Reproduce each record exactly.

^^^^

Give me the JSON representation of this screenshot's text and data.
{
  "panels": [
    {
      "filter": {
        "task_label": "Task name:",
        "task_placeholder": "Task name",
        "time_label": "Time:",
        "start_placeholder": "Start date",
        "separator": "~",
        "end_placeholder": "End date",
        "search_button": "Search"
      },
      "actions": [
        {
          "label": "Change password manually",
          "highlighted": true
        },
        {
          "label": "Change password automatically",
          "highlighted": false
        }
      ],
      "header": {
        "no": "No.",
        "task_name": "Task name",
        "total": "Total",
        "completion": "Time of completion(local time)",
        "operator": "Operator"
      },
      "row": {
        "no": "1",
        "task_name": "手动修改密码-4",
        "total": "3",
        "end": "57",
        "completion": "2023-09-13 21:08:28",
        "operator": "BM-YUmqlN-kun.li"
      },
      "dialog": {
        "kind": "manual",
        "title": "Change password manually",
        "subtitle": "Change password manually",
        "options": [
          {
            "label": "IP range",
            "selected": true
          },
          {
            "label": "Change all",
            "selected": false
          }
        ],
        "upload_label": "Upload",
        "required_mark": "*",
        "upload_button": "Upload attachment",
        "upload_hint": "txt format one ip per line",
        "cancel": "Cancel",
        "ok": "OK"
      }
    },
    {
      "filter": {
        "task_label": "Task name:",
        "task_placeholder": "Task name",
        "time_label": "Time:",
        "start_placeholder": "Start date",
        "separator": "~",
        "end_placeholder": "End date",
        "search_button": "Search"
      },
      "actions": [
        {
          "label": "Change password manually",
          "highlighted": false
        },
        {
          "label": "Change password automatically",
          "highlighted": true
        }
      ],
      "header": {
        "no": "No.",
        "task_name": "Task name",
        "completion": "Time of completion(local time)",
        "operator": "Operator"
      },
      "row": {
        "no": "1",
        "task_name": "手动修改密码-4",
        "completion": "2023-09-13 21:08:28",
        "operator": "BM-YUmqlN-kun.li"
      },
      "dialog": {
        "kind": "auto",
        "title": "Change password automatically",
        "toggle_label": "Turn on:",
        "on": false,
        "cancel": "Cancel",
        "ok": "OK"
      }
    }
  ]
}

^^^^

WRITTEN ANSWER>
Give me the JSON representation of this screenshot's text and data.
{
  "panels": [
    {
      "filter": {
        "task_label": "Task name:",
        "task_placeholder": "Task name",
        "time_label": "Time:",
        "start_placeholder": "Start date",
        "separator": "~",
        "end_placeholder": "End date",
        "search_button": "Search"
      },
      "actions": [
        {
          "label": "Change password manually",
          "highlighted": true
        },
        {
          "label": "Change password automatically",
          "highlighted": false
        }
      ],
      "header": {
        "no": "No.",
        "task_name": "Task name",
        "total": "Total",
        "completion": "Time of completion(local time)",
        "operator": "Operator"
      },
      "row": {
        "no": "1",
        "task_name": "手动修改密码-4",
        "total": "3",
        "end": "57",
        "completion": "2023-09-13 21:08:28",
        "operator": "BM-YUmqlN-kun.li"
      },
      "dialog": {
        "kind": "manual",
        "title": "Change password manually",
        "subtitle": "Change password manually",
        "options": [
          {
            "label": "IP range",
            "selected": true
          },
          {
            "label": "Change all",
            "selected": false
          }
        ],
        "upload_label": "Upload",
        "required_mark": "*",
        "upload_button": "Upload attachment",
        "upload_hint": "txt format one ip per line",
        "cancel": "Cancel",
        "ok": "OK"
      }
    },
    {
      "filter": {
        "task_label": "Task name:",
        "task_placeholder": "Task name",
        "time_label": "Time:",
        "start_placeholder": "Start date",
        "separator": "~",
        "end_placeholder": "End date",
        "search_button": "Search"
      },
      "actions": [
        {
          "label": "Change password manually",
          "highlighted": false
        },
        {
          "label": "Change password automatically",
          "highlighted": true
        }
      ],
      "header": {
        "no": "No.",
        "task_name": "Task name",
        "completion": "Time of completion(local time)",
        "operator": "Operator"
      },
      "row": {
        "no": "1",
        "task_name": "手动修改密码-4",
        "completion": "2023-09-13 21:08:28",
        "operator": "BM-YUmqlN-kun.li"
      },
      "dialog": {
        "kind": "auto",
        "title": "Change password automatically",
        "toggle_label": "Turn on:",
        "on": false,
        "cancel": "Cancel",
        "ok": "OK"
      }
    }
  ]
}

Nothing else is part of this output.